[begin Stored rows]

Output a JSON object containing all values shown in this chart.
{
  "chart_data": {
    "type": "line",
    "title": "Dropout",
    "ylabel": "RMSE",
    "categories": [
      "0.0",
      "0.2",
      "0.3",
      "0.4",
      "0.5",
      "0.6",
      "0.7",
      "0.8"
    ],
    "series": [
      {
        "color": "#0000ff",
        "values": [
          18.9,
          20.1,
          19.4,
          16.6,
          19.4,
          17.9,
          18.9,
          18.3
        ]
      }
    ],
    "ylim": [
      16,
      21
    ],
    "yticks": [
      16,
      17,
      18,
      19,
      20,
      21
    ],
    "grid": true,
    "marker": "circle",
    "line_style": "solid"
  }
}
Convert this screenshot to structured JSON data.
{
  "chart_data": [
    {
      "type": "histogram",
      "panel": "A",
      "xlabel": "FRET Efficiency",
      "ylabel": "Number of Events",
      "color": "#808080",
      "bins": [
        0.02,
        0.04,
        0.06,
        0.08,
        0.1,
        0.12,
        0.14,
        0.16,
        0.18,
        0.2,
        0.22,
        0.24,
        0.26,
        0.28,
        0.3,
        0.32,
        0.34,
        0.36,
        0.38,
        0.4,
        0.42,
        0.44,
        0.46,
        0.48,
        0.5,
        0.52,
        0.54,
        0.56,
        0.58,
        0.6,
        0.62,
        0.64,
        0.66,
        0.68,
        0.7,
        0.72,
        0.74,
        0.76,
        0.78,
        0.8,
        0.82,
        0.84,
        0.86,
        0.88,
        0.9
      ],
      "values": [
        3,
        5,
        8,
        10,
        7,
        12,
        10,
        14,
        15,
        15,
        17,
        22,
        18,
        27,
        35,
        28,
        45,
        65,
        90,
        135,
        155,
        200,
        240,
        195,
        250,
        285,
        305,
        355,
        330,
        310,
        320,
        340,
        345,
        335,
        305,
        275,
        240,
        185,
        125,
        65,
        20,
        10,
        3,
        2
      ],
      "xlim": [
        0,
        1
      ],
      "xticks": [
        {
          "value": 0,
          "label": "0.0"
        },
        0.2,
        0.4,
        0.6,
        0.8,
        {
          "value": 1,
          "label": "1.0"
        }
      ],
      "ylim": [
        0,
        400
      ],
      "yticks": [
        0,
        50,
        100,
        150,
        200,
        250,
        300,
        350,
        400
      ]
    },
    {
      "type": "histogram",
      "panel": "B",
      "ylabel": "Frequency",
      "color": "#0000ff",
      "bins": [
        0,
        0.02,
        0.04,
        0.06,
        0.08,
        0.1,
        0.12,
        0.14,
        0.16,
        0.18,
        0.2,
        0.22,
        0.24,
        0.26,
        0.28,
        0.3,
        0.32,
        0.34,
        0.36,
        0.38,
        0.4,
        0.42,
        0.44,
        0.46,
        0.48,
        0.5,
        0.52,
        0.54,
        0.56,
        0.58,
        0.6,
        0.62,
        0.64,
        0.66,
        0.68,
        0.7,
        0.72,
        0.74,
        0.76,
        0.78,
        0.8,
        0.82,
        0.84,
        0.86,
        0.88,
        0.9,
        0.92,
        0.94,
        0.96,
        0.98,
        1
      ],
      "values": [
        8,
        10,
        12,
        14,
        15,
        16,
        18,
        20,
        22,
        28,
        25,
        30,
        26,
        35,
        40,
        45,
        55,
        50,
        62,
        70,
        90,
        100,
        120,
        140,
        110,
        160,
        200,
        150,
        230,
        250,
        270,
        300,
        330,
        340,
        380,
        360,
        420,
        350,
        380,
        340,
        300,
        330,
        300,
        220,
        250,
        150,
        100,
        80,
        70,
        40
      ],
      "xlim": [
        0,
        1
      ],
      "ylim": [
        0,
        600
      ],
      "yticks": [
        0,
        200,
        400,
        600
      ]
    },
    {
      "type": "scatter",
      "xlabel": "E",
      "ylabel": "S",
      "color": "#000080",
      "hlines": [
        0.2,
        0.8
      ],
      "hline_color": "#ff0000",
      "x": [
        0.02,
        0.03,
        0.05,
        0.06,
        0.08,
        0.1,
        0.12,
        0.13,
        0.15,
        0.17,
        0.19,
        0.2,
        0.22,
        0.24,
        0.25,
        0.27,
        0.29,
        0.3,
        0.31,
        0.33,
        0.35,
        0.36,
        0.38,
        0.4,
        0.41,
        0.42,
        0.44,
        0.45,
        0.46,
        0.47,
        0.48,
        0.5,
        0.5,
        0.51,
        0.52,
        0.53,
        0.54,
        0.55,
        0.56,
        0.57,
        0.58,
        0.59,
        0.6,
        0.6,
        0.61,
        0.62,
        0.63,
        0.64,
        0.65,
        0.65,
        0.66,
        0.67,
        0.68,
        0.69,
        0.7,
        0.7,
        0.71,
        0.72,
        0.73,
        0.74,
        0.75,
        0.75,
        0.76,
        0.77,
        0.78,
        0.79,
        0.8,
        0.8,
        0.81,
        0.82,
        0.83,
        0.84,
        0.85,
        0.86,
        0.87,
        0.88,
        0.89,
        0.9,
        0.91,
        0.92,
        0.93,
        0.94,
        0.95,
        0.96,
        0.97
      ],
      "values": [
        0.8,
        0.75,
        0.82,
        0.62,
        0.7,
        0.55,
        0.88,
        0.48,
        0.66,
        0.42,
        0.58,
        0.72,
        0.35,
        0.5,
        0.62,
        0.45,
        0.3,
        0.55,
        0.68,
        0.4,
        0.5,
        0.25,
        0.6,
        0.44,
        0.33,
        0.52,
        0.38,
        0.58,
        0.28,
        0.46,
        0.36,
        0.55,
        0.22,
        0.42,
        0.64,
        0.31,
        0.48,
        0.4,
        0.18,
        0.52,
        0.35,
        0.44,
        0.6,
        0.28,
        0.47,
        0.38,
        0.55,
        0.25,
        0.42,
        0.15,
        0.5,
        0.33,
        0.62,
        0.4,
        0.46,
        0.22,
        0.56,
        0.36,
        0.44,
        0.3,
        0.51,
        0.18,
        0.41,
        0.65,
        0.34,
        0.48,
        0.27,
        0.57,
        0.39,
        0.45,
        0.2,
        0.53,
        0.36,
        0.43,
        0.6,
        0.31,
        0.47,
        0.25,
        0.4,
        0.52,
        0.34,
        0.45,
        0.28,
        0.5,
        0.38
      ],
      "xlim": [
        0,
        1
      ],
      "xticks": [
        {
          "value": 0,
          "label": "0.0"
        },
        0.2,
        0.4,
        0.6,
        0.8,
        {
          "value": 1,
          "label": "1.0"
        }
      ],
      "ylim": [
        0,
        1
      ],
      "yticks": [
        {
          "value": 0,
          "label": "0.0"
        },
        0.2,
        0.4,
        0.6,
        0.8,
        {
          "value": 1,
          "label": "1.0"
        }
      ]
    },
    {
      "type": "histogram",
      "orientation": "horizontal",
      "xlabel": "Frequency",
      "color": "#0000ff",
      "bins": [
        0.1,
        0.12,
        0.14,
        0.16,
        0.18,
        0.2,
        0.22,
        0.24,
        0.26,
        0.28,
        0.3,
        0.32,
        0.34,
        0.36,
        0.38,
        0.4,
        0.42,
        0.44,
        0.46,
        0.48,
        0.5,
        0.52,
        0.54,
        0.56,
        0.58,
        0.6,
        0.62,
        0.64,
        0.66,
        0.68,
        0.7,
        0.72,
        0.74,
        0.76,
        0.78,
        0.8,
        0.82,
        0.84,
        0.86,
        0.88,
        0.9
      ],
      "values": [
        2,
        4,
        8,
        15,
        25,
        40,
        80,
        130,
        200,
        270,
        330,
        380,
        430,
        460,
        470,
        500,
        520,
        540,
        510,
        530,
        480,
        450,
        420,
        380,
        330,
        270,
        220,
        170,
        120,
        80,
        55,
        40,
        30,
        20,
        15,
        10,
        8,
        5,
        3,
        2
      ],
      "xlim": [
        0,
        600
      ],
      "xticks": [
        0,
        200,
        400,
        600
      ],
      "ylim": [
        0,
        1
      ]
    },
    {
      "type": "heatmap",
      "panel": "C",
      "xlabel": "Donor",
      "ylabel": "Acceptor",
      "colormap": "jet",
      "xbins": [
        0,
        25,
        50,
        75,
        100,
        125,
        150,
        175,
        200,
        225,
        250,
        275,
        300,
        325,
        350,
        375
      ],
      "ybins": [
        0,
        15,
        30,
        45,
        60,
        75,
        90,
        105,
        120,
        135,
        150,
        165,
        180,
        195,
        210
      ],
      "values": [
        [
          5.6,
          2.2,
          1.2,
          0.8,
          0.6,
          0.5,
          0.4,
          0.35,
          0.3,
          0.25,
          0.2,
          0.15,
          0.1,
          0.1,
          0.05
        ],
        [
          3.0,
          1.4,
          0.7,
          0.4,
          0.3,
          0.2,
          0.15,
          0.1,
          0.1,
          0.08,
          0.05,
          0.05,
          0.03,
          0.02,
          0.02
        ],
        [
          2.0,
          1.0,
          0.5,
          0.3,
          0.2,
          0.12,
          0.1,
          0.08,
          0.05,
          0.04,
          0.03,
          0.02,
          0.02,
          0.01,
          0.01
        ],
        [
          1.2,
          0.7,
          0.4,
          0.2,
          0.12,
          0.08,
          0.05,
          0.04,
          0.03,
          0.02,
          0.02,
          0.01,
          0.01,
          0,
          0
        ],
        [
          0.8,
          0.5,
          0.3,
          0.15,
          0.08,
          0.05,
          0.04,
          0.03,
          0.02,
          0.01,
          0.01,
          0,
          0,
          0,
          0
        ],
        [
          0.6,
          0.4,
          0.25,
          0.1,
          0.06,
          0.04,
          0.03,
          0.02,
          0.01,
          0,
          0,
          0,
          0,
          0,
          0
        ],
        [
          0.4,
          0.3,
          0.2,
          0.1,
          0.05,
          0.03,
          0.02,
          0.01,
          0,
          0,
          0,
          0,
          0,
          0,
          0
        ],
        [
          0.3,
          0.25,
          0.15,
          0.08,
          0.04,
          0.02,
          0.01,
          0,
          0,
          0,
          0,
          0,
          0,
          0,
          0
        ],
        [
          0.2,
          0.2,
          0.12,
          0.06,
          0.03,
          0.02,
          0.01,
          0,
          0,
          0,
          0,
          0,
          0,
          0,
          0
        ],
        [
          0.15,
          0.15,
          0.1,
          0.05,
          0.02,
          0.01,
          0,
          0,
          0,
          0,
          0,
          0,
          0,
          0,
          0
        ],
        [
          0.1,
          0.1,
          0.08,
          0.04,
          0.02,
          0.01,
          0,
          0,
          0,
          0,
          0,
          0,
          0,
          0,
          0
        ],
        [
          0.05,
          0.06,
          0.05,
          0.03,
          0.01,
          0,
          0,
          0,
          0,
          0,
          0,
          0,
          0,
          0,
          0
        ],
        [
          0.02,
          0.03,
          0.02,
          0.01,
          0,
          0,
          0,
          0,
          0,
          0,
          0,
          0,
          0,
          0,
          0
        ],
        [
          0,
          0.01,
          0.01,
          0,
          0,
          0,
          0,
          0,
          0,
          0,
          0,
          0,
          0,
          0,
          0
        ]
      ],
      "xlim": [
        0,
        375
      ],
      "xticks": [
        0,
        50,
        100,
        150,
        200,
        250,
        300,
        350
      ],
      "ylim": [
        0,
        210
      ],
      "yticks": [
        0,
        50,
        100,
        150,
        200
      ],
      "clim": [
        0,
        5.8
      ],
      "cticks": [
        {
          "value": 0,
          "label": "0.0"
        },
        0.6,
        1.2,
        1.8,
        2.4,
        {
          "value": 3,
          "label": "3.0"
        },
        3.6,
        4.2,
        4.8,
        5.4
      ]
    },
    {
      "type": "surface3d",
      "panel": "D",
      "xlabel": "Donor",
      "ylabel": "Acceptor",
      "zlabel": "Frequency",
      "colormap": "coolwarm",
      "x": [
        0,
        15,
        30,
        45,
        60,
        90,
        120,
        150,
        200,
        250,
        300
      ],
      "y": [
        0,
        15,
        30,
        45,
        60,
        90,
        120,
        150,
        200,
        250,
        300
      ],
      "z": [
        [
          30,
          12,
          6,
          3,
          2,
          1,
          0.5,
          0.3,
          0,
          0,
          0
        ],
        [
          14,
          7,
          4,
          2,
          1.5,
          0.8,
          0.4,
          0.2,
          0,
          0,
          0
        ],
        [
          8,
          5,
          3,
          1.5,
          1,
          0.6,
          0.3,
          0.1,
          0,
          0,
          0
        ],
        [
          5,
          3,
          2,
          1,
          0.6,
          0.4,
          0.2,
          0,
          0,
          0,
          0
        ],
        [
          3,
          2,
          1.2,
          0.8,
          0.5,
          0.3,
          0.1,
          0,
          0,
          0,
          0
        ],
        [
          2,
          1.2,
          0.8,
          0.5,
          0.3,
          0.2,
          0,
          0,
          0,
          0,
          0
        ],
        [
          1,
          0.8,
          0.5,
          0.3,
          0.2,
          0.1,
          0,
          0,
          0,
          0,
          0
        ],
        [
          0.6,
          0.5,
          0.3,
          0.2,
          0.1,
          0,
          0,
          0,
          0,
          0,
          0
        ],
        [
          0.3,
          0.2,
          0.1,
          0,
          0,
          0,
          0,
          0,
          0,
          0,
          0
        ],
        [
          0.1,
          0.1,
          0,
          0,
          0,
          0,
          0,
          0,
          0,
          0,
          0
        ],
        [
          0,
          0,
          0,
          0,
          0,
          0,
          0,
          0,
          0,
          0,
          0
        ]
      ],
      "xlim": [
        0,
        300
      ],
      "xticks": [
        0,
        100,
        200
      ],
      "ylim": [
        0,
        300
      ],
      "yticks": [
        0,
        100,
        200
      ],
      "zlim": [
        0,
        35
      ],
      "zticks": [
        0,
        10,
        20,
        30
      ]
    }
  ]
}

[end Stored rows]

*What to work on*
Search the entries for the string "Frequency" and collect each line that has it.

*Task output*
      "ylabel": "Frequency",
      "xlabel": "Frequency",
      "zlabel": "Frequency",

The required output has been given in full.